### WHAT THE TASK REQUIRES
Swap "Bar" for "Column" everywhere in the lines below, and leave everything else unchanged.

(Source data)

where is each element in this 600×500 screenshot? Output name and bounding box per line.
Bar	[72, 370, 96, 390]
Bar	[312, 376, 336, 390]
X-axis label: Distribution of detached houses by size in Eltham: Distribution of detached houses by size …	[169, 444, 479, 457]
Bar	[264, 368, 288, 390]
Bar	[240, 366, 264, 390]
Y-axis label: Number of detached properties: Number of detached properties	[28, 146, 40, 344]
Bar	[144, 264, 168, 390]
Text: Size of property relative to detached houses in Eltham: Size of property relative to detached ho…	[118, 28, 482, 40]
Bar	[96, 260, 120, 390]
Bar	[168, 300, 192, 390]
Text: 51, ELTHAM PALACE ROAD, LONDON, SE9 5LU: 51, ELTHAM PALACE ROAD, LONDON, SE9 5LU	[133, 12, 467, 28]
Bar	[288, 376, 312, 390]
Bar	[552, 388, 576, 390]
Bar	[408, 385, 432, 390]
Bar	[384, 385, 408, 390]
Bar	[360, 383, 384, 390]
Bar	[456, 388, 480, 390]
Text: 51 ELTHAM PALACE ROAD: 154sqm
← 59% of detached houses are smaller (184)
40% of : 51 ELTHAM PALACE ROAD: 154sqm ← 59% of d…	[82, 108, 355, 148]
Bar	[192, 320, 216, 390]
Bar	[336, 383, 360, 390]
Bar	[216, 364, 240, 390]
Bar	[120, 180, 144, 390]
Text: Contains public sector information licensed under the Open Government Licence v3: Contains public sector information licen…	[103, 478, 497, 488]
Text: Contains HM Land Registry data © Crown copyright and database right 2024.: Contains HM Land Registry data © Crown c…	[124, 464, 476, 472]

### SOLUTION TO THE EXERCISE
where is each element in this 600×500 screenshot? Output name and bounding box per line.
Column	[72, 370, 96, 390]
Column	[312, 376, 336, 390]
X-axis label: Distribution of detached houses by size in Eltham: Distribution of detached houses by size …	[169, 444, 479, 457]
Column	[264, 368, 288, 390]
Column	[240, 366, 264, 390]
Y-axis label: Number of detached properties: Number of detached properties	[28, 146, 40, 344]
Column	[144, 264, 168, 390]
Text: Size of property relative to detached houses in Eltham: Size of property relative to detached ho…	[118, 28, 482, 40]
Column	[96, 260, 120, 390]
Column	[168, 300, 192, 390]
Text: 51, ELTHAM PALACE ROAD, LONDON, SE9 5LU: 51, ELTHAM PALACE ROAD, LONDON, SE9 5LU	[133, 12, 467, 28]
Column	[288, 376, 312, 390]
Column	[552, 388, 576, 390]
Column	[408, 385, 432, 390]
Column	[384, 385, 408, 390]
Column	[360, 383, 384, 390]
Column	[456, 388, 480, 390]
Text: 51 ELTHAM PALACE ROAD: 154sqm
← 59% of detached houses are smaller (184)
40% of : 51 ELTHAM PALACE ROAD: 154sqm ← 59% of d…	[82, 108, 355, 148]
Column	[192, 320, 216, 390]
Column	[336, 383, 360, 390]
Column	[216, 364, 240, 390]
Column	[120, 180, 144, 390]
Text: Contains public sector information licensed under the Open Government Licence v3: Contains public sector information licen…	[103, 478, 497, 488]
Text: Contains HM Land Registry data © Crown copyright and database right 2024.: Contains HM Land Registry data © Crown c…	[124, 464, 476, 472]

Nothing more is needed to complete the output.